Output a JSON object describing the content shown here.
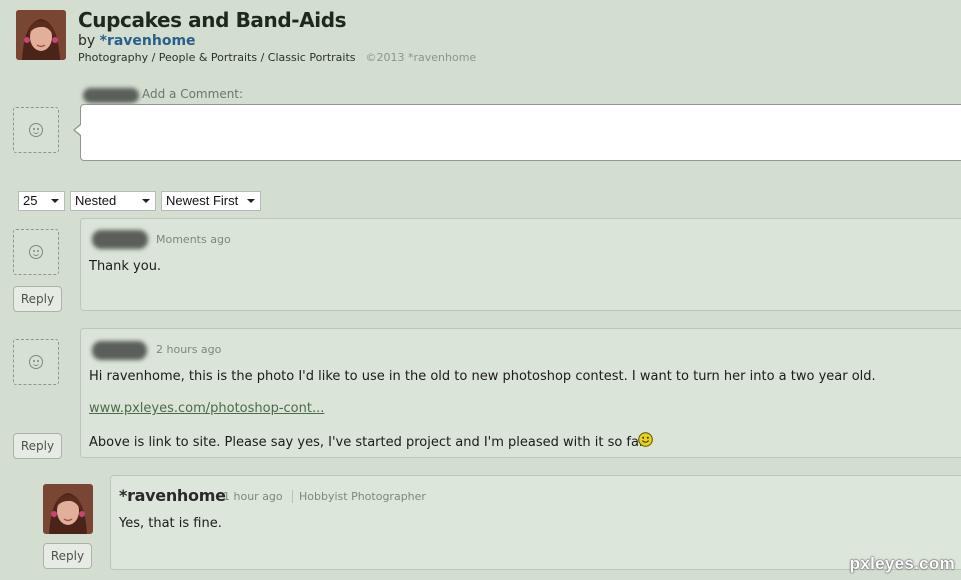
{
  "header": {
    "title": "Cupcakes and Band-Aids",
    "by_prefix": "by ",
    "author": "*ravenhome",
    "breadcrumbs": [
      "Photography",
      "People & Portraits",
      "Classic Portraits"
    ],
    "breadcrumb_separator": " / ",
    "copyright": "©2013 *ravenhome"
  },
  "add_comment": {
    "label": "Add a Comment:"
  },
  "controls": {
    "per_page": "25",
    "view_mode": "Nested",
    "sort_order": "Newest First"
  },
  "comments": [
    {
      "time": "Moments ago",
      "body": "Thank you.",
      "reply_label": "Reply"
    },
    {
      "time": "2 hours ago",
      "body": "Hi ravenhome, this is the photo I'd like to use in the old to new photoshop contest. I want to turn her into a two year old.",
      "link": "www.pxleyes.com/photoshop-cont...",
      "body2": "Above is link to site. Please say yes, I've started project and I'm pleased with it so far.",
      "reply_label": "Reply"
    },
    {
      "author": "*ravenhome",
      "time": "1 hour ago",
      "role": "Hobbyist Photographer",
      "body": "Yes, that is fine.",
      "reply_label": "Reply"
    }
  ],
  "watermark": "pxleyes.com"
}
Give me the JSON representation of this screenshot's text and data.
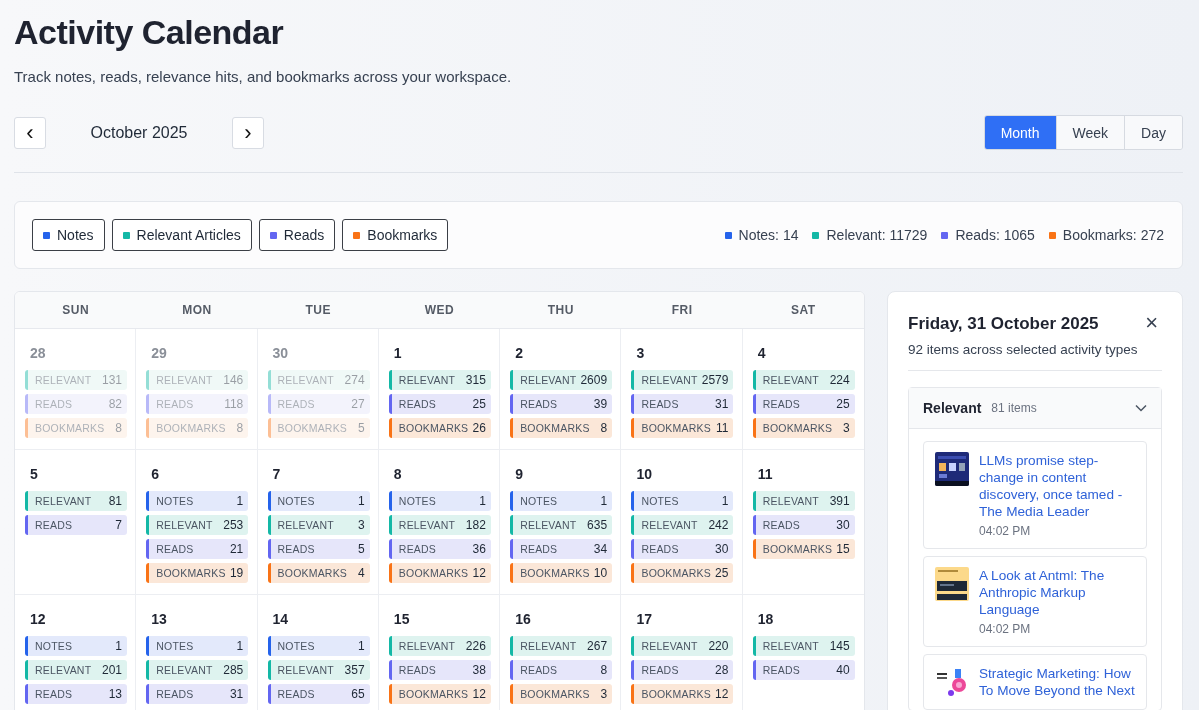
{
  "header": {
    "title": "Activity Calendar",
    "subtitle": "Track notes, reads, relevance hits, and bookmarks across your workspace."
  },
  "nav": {
    "prev": "‹",
    "month": "October 2025",
    "next": "›"
  },
  "views": [
    {
      "label": "Month",
      "selected": true
    },
    {
      "label": "Week",
      "selected": false
    },
    {
      "label": "Day",
      "selected": false
    }
  ],
  "filters": [
    {
      "label": "Notes",
      "color": "#2563eb"
    },
    {
      "label": "Relevant Articles",
      "color": "#14b8a6"
    },
    {
      "label": "Reads",
      "color": "#6366f1"
    },
    {
      "label": "Bookmarks",
      "color": "#f97316"
    }
  ],
  "totals": [
    {
      "label": "Notes: 14",
      "color": "#2563eb"
    },
    {
      "label": "Relevant: 11729",
      "color": "#14b8a6"
    },
    {
      "label": "Reads: 1065",
      "color": "#6366f1"
    },
    {
      "label": "Bookmarks: 272",
      "color": "#f97316"
    }
  ],
  "weekdays": [
    "SUN",
    "MON",
    "TUE",
    "WED",
    "THU",
    "FRI",
    "SAT"
  ],
  "weeks": [
    [
      {
        "day": "28",
        "outside": true,
        "items": [
          {
            "kind": "relevant",
            "label": "RELEVANT",
            "count": "131"
          },
          {
            "kind": "reads",
            "label": "READS",
            "count": "82"
          },
          {
            "kind": "bookmarks",
            "label": "BOOKMARKS",
            "count": "8"
          }
        ]
      },
      {
        "day": "29",
        "outside": true,
        "items": [
          {
            "kind": "relevant",
            "label": "RELEVANT",
            "count": "146"
          },
          {
            "kind": "reads",
            "label": "READS",
            "count": "118"
          },
          {
            "kind": "bookmarks",
            "label": "BOOKMARKS",
            "count": "8"
          }
        ]
      },
      {
        "day": "30",
        "outside": true,
        "items": [
          {
            "kind": "relevant",
            "label": "RELEVANT",
            "count": "274"
          },
          {
            "kind": "reads",
            "label": "READS",
            "count": "27"
          },
          {
            "kind": "bookmarks",
            "label": "BOOKMARKS",
            "count": "5"
          }
        ]
      },
      {
        "day": "1",
        "outside": false,
        "items": [
          {
            "kind": "relevant",
            "label": "RELEVANT",
            "count": "315"
          },
          {
            "kind": "reads",
            "label": "READS",
            "count": "25"
          },
          {
            "kind": "bookmarks",
            "label": "BOOKMARKS",
            "count": "26"
          }
        ]
      },
      {
        "day": "2",
        "outside": false,
        "items": [
          {
            "kind": "relevant",
            "label": "RELEVANT",
            "count": "2609"
          },
          {
            "kind": "reads",
            "label": "READS",
            "count": "39"
          },
          {
            "kind": "bookmarks",
            "label": "BOOKMARKS",
            "count": "8"
          }
        ]
      },
      {
        "day": "3",
        "outside": false,
        "items": [
          {
            "kind": "relevant",
            "label": "RELEVANT",
            "count": "2579"
          },
          {
            "kind": "reads",
            "label": "READS",
            "count": "31"
          },
          {
            "kind": "bookmarks",
            "label": "BOOKMARKS",
            "count": "11"
          }
        ]
      },
      {
        "day": "4",
        "outside": false,
        "items": [
          {
            "kind": "relevant",
            "label": "RELEVANT",
            "count": "224"
          },
          {
            "kind": "reads",
            "label": "READS",
            "count": "25"
          },
          {
            "kind": "bookmarks",
            "label": "BOOKMARKS",
            "count": "3"
          }
        ]
      }
    ],
    [
      {
        "day": "5",
        "outside": false,
        "items": [
          {
            "kind": "relevant",
            "label": "RELEVANT",
            "count": "81"
          },
          {
            "kind": "reads",
            "label": "READS",
            "count": "7"
          }
        ]
      },
      {
        "day": "6",
        "outside": false,
        "items": [
          {
            "kind": "notes",
            "label": "NOTES",
            "count": "1"
          },
          {
            "kind": "relevant",
            "label": "RELEVANT",
            "count": "253"
          },
          {
            "kind": "reads",
            "label": "READS",
            "count": "21"
          },
          {
            "kind": "bookmarks",
            "label": "BOOKMARKS",
            "count": "19"
          }
        ]
      },
      {
        "day": "7",
        "outside": false,
        "items": [
          {
            "kind": "notes",
            "label": "NOTES",
            "count": "1"
          },
          {
            "kind": "relevant",
            "label": "RELEVANT",
            "count": "3"
          },
          {
            "kind": "reads",
            "label": "READS",
            "count": "5"
          },
          {
            "kind": "bookmarks",
            "label": "BOOKMARKS",
            "count": "4"
          }
        ]
      },
      {
        "day": "8",
        "outside": false,
        "items": [
          {
            "kind": "notes",
            "label": "NOTES",
            "count": "1"
          },
          {
            "kind": "relevant",
            "label": "RELEVANT",
            "count": "182"
          },
          {
            "kind": "reads",
            "label": "READS",
            "count": "36"
          },
          {
            "kind": "bookmarks",
            "label": "BOOKMARKS",
            "count": "12"
          }
        ]
      },
      {
        "day": "9",
        "outside": false,
        "items": [
          {
            "kind": "notes",
            "label": "NOTES",
            "count": "1"
          },
          {
            "kind": "relevant",
            "label": "RELEVANT",
            "count": "635"
          },
          {
            "kind": "reads",
            "label": "READS",
            "count": "34"
          },
          {
            "kind": "bookmarks",
            "label": "BOOKMARKS",
            "count": "10"
          }
        ]
      },
      {
        "day": "10",
        "outside": false,
        "items": [
          {
            "kind": "notes",
            "label": "NOTES",
            "count": "1"
          },
          {
            "kind": "relevant",
            "label": "RELEVANT",
            "count": "242"
          },
          {
            "kind": "reads",
            "label": "READS",
            "count": "30"
          },
          {
            "kind": "bookmarks",
            "label": "BOOKMARKS",
            "count": "25"
          }
        ]
      },
      {
        "day": "11",
        "outside": false,
        "items": [
          {
            "kind": "relevant",
            "label": "RELEVANT",
            "count": "391"
          },
          {
            "kind": "reads",
            "label": "READS",
            "count": "30"
          },
          {
            "kind": "bookmarks",
            "label": "BOOKMARKS",
            "count": "15"
          }
        ]
      }
    ],
    [
      {
        "day": "12",
        "outside": false,
        "items": [
          {
            "kind": "notes",
            "label": "NOTES",
            "count": "1"
          },
          {
            "kind": "relevant",
            "label": "RELEVANT",
            "count": "201"
          },
          {
            "kind": "reads",
            "label": "READS",
            "count": "13"
          }
        ]
      },
      {
        "day": "13",
        "outside": false,
        "items": [
          {
            "kind": "notes",
            "label": "NOTES",
            "count": "1"
          },
          {
            "kind": "relevant",
            "label": "RELEVANT",
            "count": "285"
          },
          {
            "kind": "reads",
            "label": "READS",
            "count": "31"
          }
        ]
      },
      {
        "day": "14",
        "outside": false,
        "items": [
          {
            "kind": "notes",
            "label": "NOTES",
            "count": "1"
          },
          {
            "kind": "relevant",
            "label": "RELEVANT",
            "count": "357"
          },
          {
            "kind": "reads",
            "label": "READS",
            "count": "65"
          }
        ]
      },
      {
        "day": "15",
        "outside": false,
        "items": [
          {
            "kind": "relevant",
            "label": "RELEVANT",
            "count": "226"
          },
          {
            "kind": "reads",
            "label": "READS",
            "count": "38"
          },
          {
            "kind": "bookmarks",
            "label": "BOOKMARKS",
            "count": "12"
          }
        ]
      },
      {
        "day": "16",
        "outside": false,
        "items": [
          {
            "kind": "relevant",
            "label": "RELEVANT",
            "count": "267"
          },
          {
            "kind": "reads",
            "label": "READS",
            "count": "8"
          },
          {
            "kind": "bookmarks",
            "label": "BOOKMARKS",
            "count": "3"
          }
        ]
      },
      {
        "day": "17",
        "outside": false,
        "items": [
          {
            "kind": "relevant",
            "label": "RELEVANT",
            "count": "220"
          },
          {
            "kind": "reads",
            "label": "READS",
            "count": "28"
          },
          {
            "kind": "bookmarks",
            "label": "BOOKMARKS",
            "count": "12"
          }
        ]
      },
      {
        "day": "18",
        "outside": false,
        "items": [
          {
            "kind": "relevant",
            "label": "RELEVANT",
            "count": "145"
          },
          {
            "kind": "reads",
            "label": "READS",
            "count": "40"
          }
        ]
      }
    ]
  ],
  "panel": {
    "title": "Friday, 31 October 2025",
    "subtitle": "92 items across selected activity types",
    "close": "×",
    "group": {
      "name": "Relevant",
      "count": "81 items",
      "expanded": true,
      "articles": [
        {
          "title": "LLMs promise step-change in content discovery, once tamed - The Media Leader",
          "time": "04:02 PM",
          "kind": "picture"
        },
        {
          "title": "A Look at Antml: The Anthropic Markup Language",
          "time": "04:02 PM",
          "kind": "picture"
        },
        {
          "title": "Strategic Marketing: How To Move Beyond the Next",
          "kind": "picture"
        }
      ]
    }
  }
}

• **Exercise goal**: Select from the material above each line in which the string "across" appears, and list those lines.

• **Output for this task**:
    "subtitle": "Track notes, reads, relevance hits, and bookmarks across your workspace."
    "subtitle": "92 items across selected activity types",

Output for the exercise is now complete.